#### PROBLEM TO WORK ON
Report how many lines contain "GitHub"; state the number and nothing else.

#### SUPPLIED DATA

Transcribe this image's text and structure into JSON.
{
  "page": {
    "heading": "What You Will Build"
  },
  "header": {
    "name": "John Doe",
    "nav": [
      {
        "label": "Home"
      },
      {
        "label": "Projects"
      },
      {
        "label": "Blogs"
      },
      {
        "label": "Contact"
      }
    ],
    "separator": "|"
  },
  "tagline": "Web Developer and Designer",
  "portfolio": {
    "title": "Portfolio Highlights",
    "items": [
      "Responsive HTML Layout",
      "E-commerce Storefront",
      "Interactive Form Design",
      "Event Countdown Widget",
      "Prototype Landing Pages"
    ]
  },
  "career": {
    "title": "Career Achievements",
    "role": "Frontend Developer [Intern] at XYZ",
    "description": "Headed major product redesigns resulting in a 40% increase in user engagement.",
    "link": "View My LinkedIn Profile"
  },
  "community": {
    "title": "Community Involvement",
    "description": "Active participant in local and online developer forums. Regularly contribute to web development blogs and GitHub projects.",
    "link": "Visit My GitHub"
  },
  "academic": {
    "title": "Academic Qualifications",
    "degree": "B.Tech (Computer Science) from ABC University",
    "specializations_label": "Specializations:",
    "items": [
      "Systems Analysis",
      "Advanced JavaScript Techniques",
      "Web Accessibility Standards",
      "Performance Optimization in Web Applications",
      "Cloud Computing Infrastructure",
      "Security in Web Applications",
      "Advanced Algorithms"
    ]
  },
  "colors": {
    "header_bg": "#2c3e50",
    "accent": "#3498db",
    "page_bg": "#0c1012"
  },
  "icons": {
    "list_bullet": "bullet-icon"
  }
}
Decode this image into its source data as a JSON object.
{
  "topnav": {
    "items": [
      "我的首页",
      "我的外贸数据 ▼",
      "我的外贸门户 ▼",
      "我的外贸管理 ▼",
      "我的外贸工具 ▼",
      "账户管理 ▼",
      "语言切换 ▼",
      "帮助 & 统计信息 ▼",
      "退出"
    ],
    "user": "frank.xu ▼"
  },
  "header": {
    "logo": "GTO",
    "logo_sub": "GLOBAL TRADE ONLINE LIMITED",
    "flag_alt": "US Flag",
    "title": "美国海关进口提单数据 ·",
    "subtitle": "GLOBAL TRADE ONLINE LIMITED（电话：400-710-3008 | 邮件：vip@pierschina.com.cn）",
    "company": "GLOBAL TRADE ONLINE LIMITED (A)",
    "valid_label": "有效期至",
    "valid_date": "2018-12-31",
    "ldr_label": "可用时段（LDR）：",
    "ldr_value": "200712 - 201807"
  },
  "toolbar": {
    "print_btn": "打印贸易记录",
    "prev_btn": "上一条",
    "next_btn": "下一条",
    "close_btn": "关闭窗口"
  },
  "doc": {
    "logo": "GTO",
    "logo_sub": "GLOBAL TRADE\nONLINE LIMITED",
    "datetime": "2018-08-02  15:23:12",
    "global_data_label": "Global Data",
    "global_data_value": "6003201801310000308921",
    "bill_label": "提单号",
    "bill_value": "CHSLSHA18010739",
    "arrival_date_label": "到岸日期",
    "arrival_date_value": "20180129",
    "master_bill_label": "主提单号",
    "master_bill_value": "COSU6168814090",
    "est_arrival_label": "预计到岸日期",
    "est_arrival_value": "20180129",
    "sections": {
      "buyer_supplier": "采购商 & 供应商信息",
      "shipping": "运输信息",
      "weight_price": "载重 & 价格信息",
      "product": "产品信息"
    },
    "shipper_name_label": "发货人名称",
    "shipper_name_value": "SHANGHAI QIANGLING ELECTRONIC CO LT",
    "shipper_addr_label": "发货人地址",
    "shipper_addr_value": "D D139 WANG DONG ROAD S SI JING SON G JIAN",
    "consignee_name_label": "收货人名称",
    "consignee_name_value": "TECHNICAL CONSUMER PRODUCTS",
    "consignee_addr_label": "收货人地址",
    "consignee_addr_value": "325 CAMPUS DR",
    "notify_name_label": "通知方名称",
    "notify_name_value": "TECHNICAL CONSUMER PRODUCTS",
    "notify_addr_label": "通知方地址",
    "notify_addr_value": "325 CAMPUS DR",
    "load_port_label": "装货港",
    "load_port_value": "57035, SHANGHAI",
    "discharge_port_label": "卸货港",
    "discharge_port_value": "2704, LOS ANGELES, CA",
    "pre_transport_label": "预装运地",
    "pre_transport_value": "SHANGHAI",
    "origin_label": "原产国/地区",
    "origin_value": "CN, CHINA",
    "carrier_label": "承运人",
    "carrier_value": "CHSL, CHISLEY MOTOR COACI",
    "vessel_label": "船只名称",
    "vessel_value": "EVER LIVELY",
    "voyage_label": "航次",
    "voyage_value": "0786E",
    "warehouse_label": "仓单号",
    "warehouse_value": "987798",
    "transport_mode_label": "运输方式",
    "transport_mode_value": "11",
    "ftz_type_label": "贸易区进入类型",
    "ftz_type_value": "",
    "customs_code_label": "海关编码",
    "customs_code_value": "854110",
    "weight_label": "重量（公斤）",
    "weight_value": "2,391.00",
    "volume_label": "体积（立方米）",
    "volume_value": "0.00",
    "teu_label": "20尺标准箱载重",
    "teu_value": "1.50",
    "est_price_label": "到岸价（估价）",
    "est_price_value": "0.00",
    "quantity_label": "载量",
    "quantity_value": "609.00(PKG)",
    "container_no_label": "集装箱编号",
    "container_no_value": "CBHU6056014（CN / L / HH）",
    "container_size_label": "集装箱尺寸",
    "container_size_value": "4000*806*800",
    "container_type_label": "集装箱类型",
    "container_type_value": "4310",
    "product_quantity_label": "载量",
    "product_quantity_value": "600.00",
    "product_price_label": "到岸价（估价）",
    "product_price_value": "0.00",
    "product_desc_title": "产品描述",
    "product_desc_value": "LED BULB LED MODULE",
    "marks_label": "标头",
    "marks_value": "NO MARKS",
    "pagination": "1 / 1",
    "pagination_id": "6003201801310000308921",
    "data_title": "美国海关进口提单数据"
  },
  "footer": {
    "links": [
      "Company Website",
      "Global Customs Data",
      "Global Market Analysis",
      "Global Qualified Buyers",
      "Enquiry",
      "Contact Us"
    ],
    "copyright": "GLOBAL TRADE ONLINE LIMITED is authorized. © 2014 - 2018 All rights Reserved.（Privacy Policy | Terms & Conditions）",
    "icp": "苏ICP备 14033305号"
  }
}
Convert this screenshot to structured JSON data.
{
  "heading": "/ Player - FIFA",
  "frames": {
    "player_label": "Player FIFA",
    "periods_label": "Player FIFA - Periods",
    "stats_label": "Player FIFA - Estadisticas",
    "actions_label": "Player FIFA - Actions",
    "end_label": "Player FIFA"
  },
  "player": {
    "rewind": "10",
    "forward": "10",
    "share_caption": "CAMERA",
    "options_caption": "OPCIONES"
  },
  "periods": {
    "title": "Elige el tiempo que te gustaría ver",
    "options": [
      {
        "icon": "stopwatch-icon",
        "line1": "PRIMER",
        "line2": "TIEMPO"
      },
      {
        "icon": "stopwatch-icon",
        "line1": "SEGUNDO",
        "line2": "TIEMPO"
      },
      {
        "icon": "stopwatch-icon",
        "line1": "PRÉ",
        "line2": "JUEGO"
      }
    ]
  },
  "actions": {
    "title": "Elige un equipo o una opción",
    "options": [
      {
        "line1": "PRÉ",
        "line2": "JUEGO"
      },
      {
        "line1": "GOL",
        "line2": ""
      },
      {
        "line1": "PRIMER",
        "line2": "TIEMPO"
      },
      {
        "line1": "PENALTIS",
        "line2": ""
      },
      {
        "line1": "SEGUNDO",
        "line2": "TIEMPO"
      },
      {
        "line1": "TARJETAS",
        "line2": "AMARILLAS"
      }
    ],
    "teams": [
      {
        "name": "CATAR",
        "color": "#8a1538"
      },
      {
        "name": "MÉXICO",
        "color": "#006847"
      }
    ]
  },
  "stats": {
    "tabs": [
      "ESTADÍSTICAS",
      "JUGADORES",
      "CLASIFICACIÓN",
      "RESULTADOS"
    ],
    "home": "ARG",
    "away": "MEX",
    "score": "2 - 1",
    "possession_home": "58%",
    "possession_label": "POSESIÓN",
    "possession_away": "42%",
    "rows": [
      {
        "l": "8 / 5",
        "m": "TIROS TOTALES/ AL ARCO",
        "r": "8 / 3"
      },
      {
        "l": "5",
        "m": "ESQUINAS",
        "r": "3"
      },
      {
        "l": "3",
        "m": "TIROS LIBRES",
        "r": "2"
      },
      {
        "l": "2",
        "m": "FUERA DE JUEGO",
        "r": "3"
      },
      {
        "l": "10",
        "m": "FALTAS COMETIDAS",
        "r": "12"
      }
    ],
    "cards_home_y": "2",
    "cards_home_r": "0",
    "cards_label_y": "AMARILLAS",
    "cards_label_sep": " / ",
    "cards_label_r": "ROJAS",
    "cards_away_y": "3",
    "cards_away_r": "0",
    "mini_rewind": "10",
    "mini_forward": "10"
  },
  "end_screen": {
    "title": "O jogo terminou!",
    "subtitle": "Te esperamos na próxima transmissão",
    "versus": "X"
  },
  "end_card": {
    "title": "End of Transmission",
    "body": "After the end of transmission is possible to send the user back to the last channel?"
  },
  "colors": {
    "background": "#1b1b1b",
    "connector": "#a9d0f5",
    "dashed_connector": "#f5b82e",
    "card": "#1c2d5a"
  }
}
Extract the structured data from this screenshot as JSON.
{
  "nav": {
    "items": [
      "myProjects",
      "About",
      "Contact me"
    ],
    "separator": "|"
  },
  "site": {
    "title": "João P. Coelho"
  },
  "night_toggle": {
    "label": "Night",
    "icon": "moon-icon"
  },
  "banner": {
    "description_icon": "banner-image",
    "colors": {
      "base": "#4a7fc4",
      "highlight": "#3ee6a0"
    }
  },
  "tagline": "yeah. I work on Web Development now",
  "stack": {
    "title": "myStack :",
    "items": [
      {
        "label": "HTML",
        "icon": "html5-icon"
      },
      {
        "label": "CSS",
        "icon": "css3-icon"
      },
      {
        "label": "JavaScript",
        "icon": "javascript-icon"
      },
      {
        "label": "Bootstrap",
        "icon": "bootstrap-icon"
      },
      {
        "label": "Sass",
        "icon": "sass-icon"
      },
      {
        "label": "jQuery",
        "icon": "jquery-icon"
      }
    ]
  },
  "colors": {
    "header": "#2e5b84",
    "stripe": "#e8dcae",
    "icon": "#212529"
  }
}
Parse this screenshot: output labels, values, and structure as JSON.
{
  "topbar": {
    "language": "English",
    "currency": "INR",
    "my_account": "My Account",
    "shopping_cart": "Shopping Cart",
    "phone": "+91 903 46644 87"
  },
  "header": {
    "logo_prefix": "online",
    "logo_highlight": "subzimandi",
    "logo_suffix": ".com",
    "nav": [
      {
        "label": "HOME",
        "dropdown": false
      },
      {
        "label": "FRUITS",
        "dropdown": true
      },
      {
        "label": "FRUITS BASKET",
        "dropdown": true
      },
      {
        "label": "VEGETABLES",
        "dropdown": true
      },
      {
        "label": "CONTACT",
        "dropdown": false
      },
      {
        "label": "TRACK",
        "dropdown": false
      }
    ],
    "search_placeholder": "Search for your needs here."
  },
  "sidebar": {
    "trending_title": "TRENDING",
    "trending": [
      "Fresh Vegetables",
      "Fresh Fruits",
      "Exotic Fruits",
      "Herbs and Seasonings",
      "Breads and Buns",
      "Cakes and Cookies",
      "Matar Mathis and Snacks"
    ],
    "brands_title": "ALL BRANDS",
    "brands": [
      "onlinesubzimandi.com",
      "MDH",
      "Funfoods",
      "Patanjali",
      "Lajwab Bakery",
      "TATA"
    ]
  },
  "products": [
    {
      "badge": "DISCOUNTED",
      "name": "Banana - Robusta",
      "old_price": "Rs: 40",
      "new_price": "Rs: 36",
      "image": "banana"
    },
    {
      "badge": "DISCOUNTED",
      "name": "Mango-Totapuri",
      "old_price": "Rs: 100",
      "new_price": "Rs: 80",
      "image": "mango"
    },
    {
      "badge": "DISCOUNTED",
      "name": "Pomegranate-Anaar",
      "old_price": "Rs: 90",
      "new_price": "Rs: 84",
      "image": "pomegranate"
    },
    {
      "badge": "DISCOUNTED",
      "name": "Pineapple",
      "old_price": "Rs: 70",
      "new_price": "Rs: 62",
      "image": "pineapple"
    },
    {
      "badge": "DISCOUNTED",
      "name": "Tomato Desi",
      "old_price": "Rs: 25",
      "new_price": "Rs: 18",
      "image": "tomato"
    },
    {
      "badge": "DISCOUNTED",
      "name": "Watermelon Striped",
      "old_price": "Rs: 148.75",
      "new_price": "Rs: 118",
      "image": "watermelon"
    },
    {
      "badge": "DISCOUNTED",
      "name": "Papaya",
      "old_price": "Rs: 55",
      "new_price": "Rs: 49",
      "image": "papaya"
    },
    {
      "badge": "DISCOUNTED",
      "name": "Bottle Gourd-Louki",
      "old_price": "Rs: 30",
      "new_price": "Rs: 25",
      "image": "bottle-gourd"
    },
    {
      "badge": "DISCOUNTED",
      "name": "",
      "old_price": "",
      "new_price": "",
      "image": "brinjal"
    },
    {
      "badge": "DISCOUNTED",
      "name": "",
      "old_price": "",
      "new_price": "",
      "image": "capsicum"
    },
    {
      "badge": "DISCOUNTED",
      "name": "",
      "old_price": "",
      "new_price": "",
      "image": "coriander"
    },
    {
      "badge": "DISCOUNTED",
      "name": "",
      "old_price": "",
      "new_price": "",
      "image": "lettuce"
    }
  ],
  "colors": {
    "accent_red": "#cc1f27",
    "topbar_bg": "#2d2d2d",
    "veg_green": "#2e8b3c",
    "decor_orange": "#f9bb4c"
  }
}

#### RESPONSE TO THIS EXERCISE
2